▸ **EXERCISE REQUIREMENTS**
Copy all the material below, exactly as it stands.
## start
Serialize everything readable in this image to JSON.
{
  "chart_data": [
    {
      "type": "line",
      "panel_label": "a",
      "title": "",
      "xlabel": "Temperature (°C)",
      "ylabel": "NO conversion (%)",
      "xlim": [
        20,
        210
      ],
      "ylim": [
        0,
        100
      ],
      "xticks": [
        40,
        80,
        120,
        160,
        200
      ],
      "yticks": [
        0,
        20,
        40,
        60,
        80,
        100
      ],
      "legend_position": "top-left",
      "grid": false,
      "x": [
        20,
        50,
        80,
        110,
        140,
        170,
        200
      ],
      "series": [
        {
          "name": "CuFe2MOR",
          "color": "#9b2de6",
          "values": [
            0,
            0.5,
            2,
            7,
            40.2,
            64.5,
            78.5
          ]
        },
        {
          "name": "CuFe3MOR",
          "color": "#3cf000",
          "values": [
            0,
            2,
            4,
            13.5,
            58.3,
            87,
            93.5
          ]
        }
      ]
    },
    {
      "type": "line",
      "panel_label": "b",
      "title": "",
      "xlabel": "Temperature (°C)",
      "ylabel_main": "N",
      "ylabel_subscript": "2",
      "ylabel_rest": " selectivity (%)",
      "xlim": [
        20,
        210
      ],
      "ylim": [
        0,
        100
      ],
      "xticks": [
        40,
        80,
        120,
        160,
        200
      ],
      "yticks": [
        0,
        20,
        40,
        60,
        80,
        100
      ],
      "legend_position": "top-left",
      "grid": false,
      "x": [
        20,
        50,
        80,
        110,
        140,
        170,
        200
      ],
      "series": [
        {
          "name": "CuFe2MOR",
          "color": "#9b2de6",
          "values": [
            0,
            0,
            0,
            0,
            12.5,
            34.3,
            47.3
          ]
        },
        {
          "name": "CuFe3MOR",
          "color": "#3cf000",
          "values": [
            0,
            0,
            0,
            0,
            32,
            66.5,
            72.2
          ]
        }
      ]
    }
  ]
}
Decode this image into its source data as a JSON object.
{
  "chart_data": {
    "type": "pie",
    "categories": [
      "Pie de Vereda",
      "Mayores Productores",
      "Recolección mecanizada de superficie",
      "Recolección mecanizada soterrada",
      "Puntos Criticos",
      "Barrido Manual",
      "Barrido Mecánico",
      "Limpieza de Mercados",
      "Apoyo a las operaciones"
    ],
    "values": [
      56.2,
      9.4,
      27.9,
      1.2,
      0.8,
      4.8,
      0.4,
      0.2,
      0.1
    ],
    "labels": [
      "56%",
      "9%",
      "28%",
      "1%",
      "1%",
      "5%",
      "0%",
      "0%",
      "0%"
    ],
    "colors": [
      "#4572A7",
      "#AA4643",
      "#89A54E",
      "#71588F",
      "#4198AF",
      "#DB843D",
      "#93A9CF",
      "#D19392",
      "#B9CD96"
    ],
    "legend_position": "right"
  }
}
## end
▸ **THE COMPLETED TASK**
Serialize everything readable in this image to JSON.
{
  "chart_data": [
    {
      "type": "line",
      "panel_label": "a",
      "title": "",
      "xlabel": "Temperature (°C)",
      "ylabel": "NO conversion (%)",
      "xlim": [
        20,
        210
      ],
      "ylim": [
        0,
        100
      ],
      "xticks": [
        40,
        80,
        120,
        160,
        200
      ],
      "yticks": [
        0,
        20,
        40,
        60,
        80,
        100
      ],
      "legend_position": "top-left",
      "grid": false,
      "x": [
        20,
        50,
        80,
        110,
        140,
        170,
        200
      ],
      "series": [
        {
          "name": "CuFe2MOR",
          "color": "#9b2de6",
          "values": [
            0,
            0.5,
            2,
            7,
            40.2,
            64.5,
            78.5
          ]
        },
        {
          "name": "CuFe3MOR",
          "color": "#3cf000",
          "values": [
            0,
            2,
            4,
            13.5,
            58.3,
            87,
            93.5
          ]
        }
      ]
    },
    {
      "type": "line",
      "panel_label": "b",
      "title": "",
      "xlabel": "Temperature (°C)",
      "ylabel_main": "N",
      "ylabel_subscript": "2",
      "ylabel_rest": " selectivity (%)",
      "xlim": [
        20,
        210
      ],
      "ylim": [
        0,
        100
      ],
      "xticks": [
        40,
        80,
        120,
        160,
        200
      ],
      "yticks": [
        0,
        20,
        40,
        60,
        80,
        100
      ],
      "legend_position": "top-left",
      "grid": false,
      "x": [
        20,
        50,
        80,
        110,
        140,
        170,
        200
      ],
      "series": [
        {
          "name": "CuFe2MOR",
          "color": "#9b2de6",
          "values": [
            0,
            0,
            0,
            0,
            12.5,
            34.3,
            47.3
          ]
        },
        {
          "name": "CuFe3MOR",
          "color": "#3cf000",
          "values": [
            0,
            0,
            0,
            0,
            32,
            66.5,
            72.2
          ]
        }
      ]
    }
  ]
}
Decode this image into its source data as a JSON object.
{
  "chart_data": {
    "type": "pie",
    "categories": [
      "Pie de Vereda",
      "Mayores Productores",
      "Recolección mecanizada de superficie",
      "Recolección mecanizada soterrada",
      "Puntos Criticos",
      "Barrido Manual",
      "Barrido Mecánico",
      "Limpieza de Mercados",
      "Apoyo a las operaciones"
    ],
    "values": [
      56.2,
      9.4,
      27.9,
      1.2,
      0.8,
      4.8,
      0.4,
      0.2,
      0.1
    ],
    "labels": [
      "56%",
      "9%",
      "28%",
      "1%",
      "1%",
      "5%",
      "0%",
      "0%",
      "0%"
    ],
    "colors": [
      "#4572A7",
      "#AA4643",
      "#89A54E",
      "#71588F",
      "#4198AF",
      "#DB843D",
      "#93A9CF",
      "#D19392",
      "#B9CD96"
    ],
    "legend_position": "right"
  }
}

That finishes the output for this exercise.